◆ Data rows:
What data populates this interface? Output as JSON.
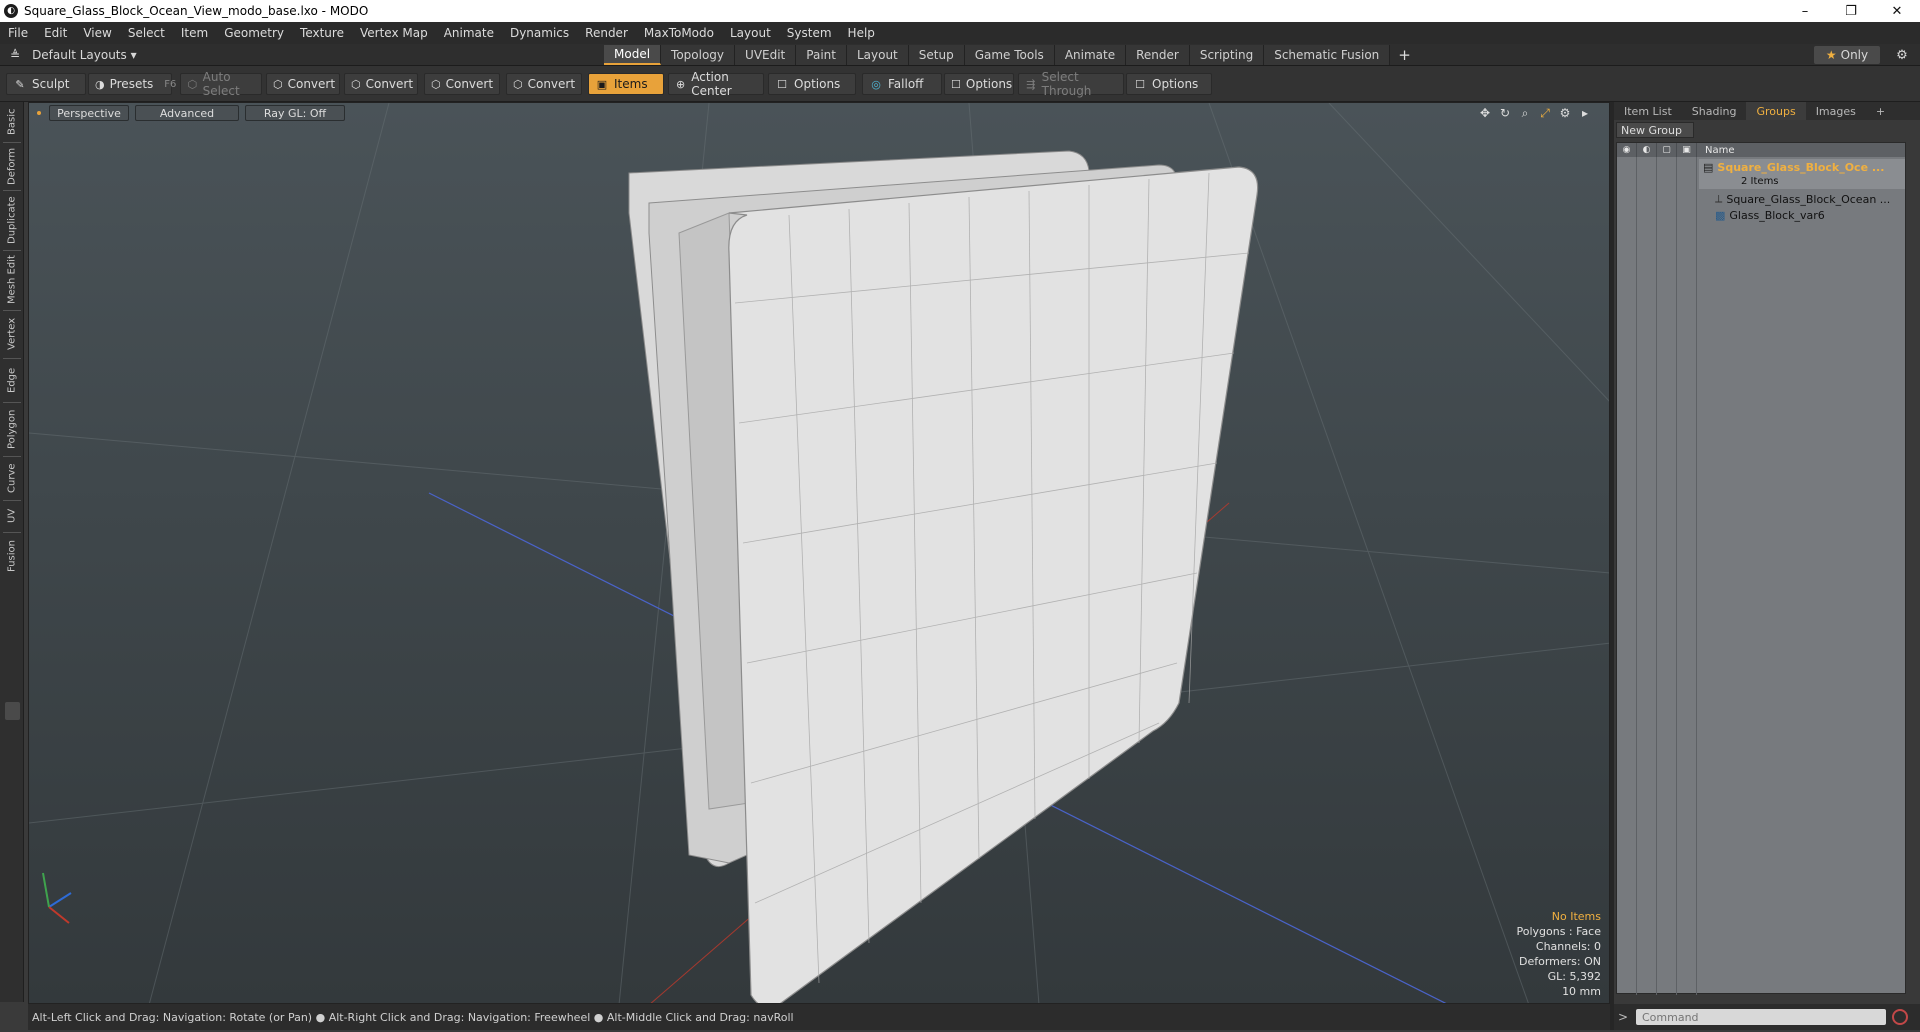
{
  "window": {
    "title": "Square_Glass_Block_Ocean_View_modo_base.lxo - MODO",
    "controls": [
      "–",
      "❐",
      "✕"
    ]
  },
  "menu": [
    "File",
    "Edit",
    "View",
    "Select",
    "Item",
    "Geometry",
    "Texture",
    "Vertex Map",
    "Animate",
    "Dynamics",
    "Render",
    "MaxToModo",
    "Layout",
    "System",
    "Help"
  ],
  "layoutbar": {
    "layouts_label": "Default Layouts ▾",
    "tabs": [
      {
        "label": "Model",
        "active": true
      },
      {
        "label": "Topology"
      },
      {
        "label": "UVEdit"
      },
      {
        "label": "Paint"
      },
      {
        "label": "Layout"
      },
      {
        "label": "Setup"
      },
      {
        "label": "Game Tools"
      },
      {
        "label": "Animate"
      },
      {
        "label": "Render"
      },
      {
        "label": "Scripting"
      },
      {
        "label": "Schematic Fusion"
      }
    ],
    "add_tab": "+",
    "only_label": "Only",
    "only_icon": "★"
  },
  "toolbar": {
    "sculpt": "Sculpt",
    "presets": "Presets",
    "presets_hotkey": "F6",
    "auto_select": "Auto Select",
    "convert1": "Convert",
    "convert2": "Convert",
    "convert3": "Convert",
    "convert4": "Convert",
    "items": "Items",
    "action_center": "Action Center",
    "options1": "Options",
    "falloff": "Falloff",
    "options2": "Options",
    "select_through": "Select Through",
    "options3": "Options"
  },
  "sidetabs": [
    "Basic",
    "Deform",
    "Duplicate",
    "Mesh Edit",
    "Vertex",
    "Edge",
    "Polygon",
    "Curve",
    "UV",
    "Fusion"
  ],
  "viewport": {
    "view_mode": "Perspective",
    "shading": "Advanced",
    "raygl": "Ray GL: Off",
    "stats": {
      "no_items": "No Items",
      "polygons": "Polygons : Face",
      "channels": "Channels: 0",
      "deformers": "Deformers: ON",
      "gl": "GL: 5,392",
      "scale": "10 mm"
    },
    "colors": {
      "accent": "#e8a23a",
      "grid": "#6b7478",
      "axis_x": "#c0392b",
      "axis_z": "#4a63c9"
    }
  },
  "statusbar": {
    "hint": "Alt-Left Click and Drag: Navigation: Rotate (or Pan) ● Alt-Right Click and Drag: Navigation: Freewheel ● Alt-Middle Click and Drag: navRoll"
  },
  "rightpanel": {
    "tabs": [
      {
        "label": "Item List"
      },
      {
        "label": "Shading"
      },
      {
        "label": "Groups",
        "active": true
      },
      {
        "label": "Images"
      },
      {
        "label": "+"
      }
    ],
    "new_group": "New Group",
    "name_header": "Name",
    "group_name": "Square_Glass_Block_Oce ...",
    "group_count": "2 Items",
    "child1": "Square_Glass_Block_Ocean ...",
    "child2": "Glass_Block_var6"
  },
  "command": {
    "prompt": ">",
    "placeholder": "Command"
  }
}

◆ Given problem:
Set down the material above as is, without any pictures.

◆ Result of the task:
What data populates this interface? Output as JSON.
{
  "window": {
    "title": "Square_Glass_Block_Ocean_View_modo_base.lxo - MODO",
    "controls": [
      "–",
      "❐",
      "✕"
    ]
  },
  "menu": [
    "File",
    "Edit",
    "View",
    "Select",
    "Item",
    "Geometry",
    "Texture",
    "Vertex Map",
    "Animate",
    "Dynamics",
    "Render",
    "MaxToModo",
    "Layout",
    "System",
    "Help"
  ],
  "layoutbar": {
    "layouts_label": "Default Layouts ▾",
    "tabs": [
      {
        "label": "Model",
        "active": true
      },
      {
        "label": "Topology"
      },
      {
        "label": "UVEdit"
      },
      {
        "label": "Paint"
      },
      {
        "label": "Layout"
      },
      {
        "label": "Setup"
      },
      {
        "label": "Game Tools"
      },
      {
        "label": "Animate"
      },
      {
        "label": "Render"
      },
      {
        "label": "Scripting"
      },
      {
        "label": "Schematic Fusion"
      }
    ],
    "add_tab": "+",
    "only_label": "Only",
    "only_icon": "★"
  },
  "toolbar": {
    "sculpt": "Sculpt",
    "presets": "Presets",
    "presets_hotkey": "F6",
    "auto_select": "Auto Select",
    "convert1": "Convert",
    "convert2": "Convert",
    "convert3": "Convert",
    "convert4": "Convert",
    "items": "Items",
    "action_center": "Action Center",
    "options1": "Options",
    "falloff": "Falloff",
    "options2": "Options",
    "select_through": "Select Through",
    "options3": "Options"
  },
  "sidetabs": [
    "Basic",
    "Deform",
    "Duplicate",
    "Mesh Edit",
    "Vertex",
    "Edge",
    "Polygon",
    "Curve",
    "UV",
    "Fusion"
  ],
  "viewport": {
    "view_mode": "Perspective",
    "shading": "Advanced",
    "raygl": "Ray GL: Off",
    "stats": {
      "no_items": "No Items",
      "polygons": "Polygons : Face",
      "channels": "Channels: 0",
      "deformers": "Deformers: ON",
      "gl": "GL: 5,392",
      "scale": "10 mm"
    },
    "colors": {
      "accent": "#e8a23a",
      "grid": "#6b7478",
      "axis_x": "#c0392b",
      "axis_z": "#4a63c9"
    }
  },
  "statusbar": {
    "hint": "Alt-Left Click and Drag: Navigation: Rotate (or Pan) ● Alt-Right Click and Drag: Navigation: Freewheel ● Alt-Middle Click and Drag: navRoll"
  },
  "rightpanel": {
    "tabs": [
      {
        "label": "Item List"
      },
      {
        "label": "Shading"
      },
      {
        "label": "Groups",
        "active": true
      },
      {
        "label": "Images"
      },
      {
        "label": "+"
      }
    ],
    "new_group": "New Group",
    "name_header": "Name",
    "group_name": "Square_Glass_Block_Oce ...",
    "group_count": "2 Items",
    "child1": "Square_Glass_Block_Ocean ...",
    "child2": "Glass_Block_var6"
  },
  "command": {
    "prompt": ">",
    "placeholder": "Command"
  }
}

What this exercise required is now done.